» TASK GOAL
Transcribe all the entries word for word, but omit the images.

» TASK DATA
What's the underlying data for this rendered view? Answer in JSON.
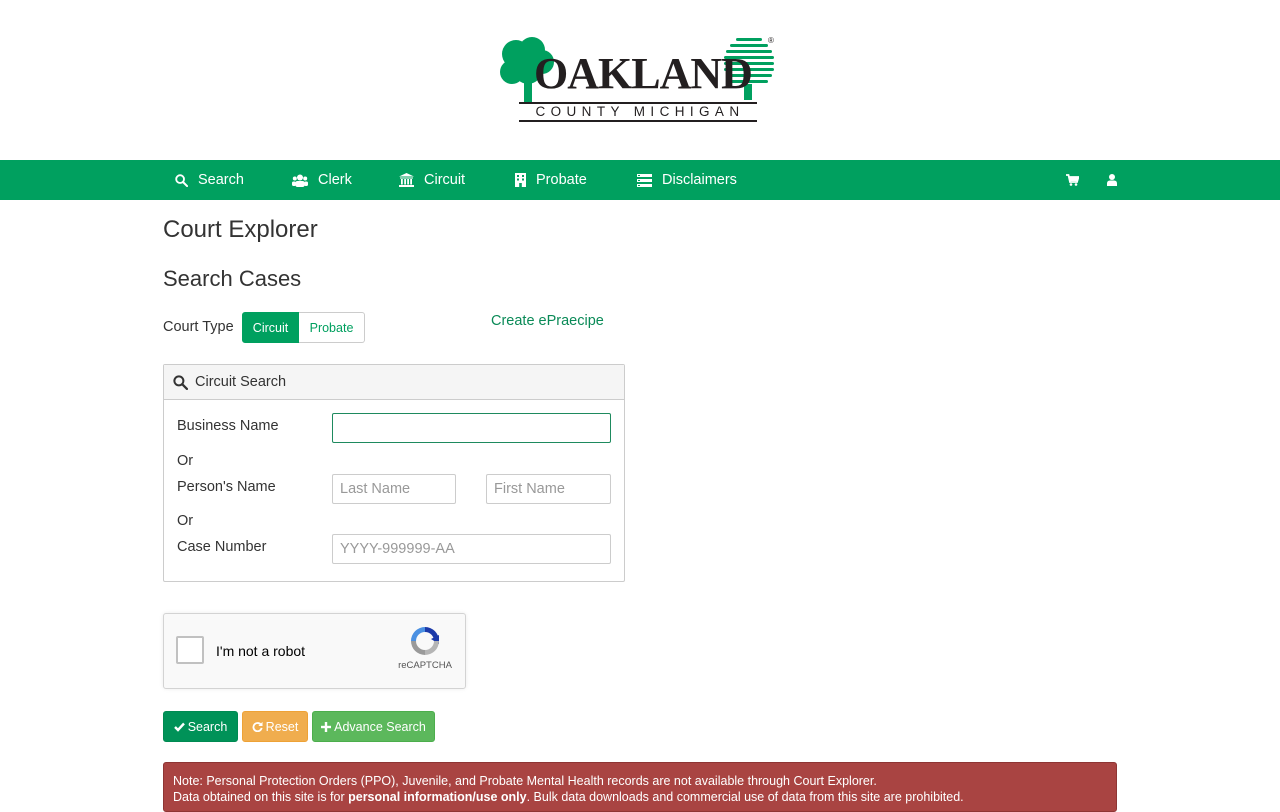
{
  "brand": {
    "logo_text": "OAKLAND",
    "logo_sub": "COUNTY MICHIGAN",
    "registered_mark": "®",
    "color": "#00a05f"
  },
  "nav": {
    "items": [
      {
        "label": "Search",
        "icon": "search-icon"
      },
      {
        "label": "Clerk",
        "icon": "users-icon"
      },
      {
        "label": "Circuit",
        "icon": "courthouse-icon"
      },
      {
        "label": "Probate",
        "icon": "building-icon"
      },
      {
        "label": "Disclaimers",
        "icon": "list-icon"
      }
    ],
    "right_icons": [
      "cart-icon",
      "user-icon"
    ]
  },
  "page": {
    "title": "Court Explorer",
    "section": "Search Cases"
  },
  "court_type": {
    "label": "Court Type",
    "options": [
      "Circuit",
      "Probate"
    ],
    "selected": "Circuit"
  },
  "epraecipe_link": "Create ePraecipe",
  "panel": {
    "title": "Circuit Search",
    "business_name_label": "Business Name",
    "business_name_value": "",
    "or_1": "Or",
    "person_name_label": "Person's Name",
    "last_name_placeholder": "Last Name",
    "first_name_placeholder": "First Name",
    "or_2": "Or",
    "case_number_label": "Case Number",
    "case_number_placeholder": "YYYY-999999-AA"
  },
  "recaptcha": {
    "label": "I'm not a robot",
    "brand": "reCAPTCHA"
  },
  "buttons": {
    "search": "Search",
    "reset": "Reset",
    "advance_search": "Advance Search"
  },
  "alert": {
    "line1": "Note: Personal Protection Orders (PPO), Juvenile, and Probate Mental Health records are not available through Court Explorer.",
    "line2_prefix": "Data obtained on this site is for ",
    "line2_bold": "personal information/use only",
    "line2_suffix": ". Bulk data downloads and commercial use of data from this site are prohibited."
  }
}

» REPLY
What's the underlying data for this rendered view? Answer in JSON.
{
  "brand": {
    "logo_text": "OAKLAND",
    "logo_sub": "COUNTY MICHIGAN",
    "registered_mark": "®",
    "color": "#00a05f"
  },
  "nav": {
    "items": [
      {
        "label": "Search",
        "icon": "search-icon"
      },
      {
        "label": "Clerk",
        "icon": "users-icon"
      },
      {
        "label": "Circuit",
        "icon": "courthouse-icon"
      },
      {
        "label": "Probate",
        "icon": "building-icon"
      },
      {
        "label": "Disclaimers",
        "icon": "list-icon"
      }
    ],
    "right_icons": [
      "cart-icon",
      "user-icon"
    ]
  },
  "page": {
    "title": "Court Explorer",
    "section": "Search Cases"
  },
  "court_type": {
    "label": "Court Type",
    "options": [
      "Circuit",
      "Probate"
    ],
    "selected": "Circuit"
  },
  "epraecipe_link": "Create ePraecipe",
  "panel": {
    "title": "Circuit Search",
    "business_name_label": "Business Name",
    "business_name_value": "",
    "or_1": "Or",
    "person_name_label": "Person's Name",
    "last_name_placeholder": "Last Name",
    "first_name_placeholder": "First Name",
    "or_2": "Or",
    "case_number_label": "Case Number",
    "case_number_placeholder": "YYYY-999999-AA"
  },
  "recaptcha": {
    "label": "I'm not a robot",
    "brand": "reCAPTCHA"
  },
  "buttons": {
    "search": "Search",
    "reset": "Reset",
    "advance_search": "Advance Search"
  },
  "alert": {
    "line1": "Note: Personal Protection Orders (PPO), Juvenile, and Probate Mental Health records are not available through Court Explorer.",
    "line2_prefix": "Data obtained on this site is for ",
    "line2_bold": "personal information/use only",
    "line2_suffix": ". Bulk data downloads and commercial use of data from this site are prohibited."
  }
}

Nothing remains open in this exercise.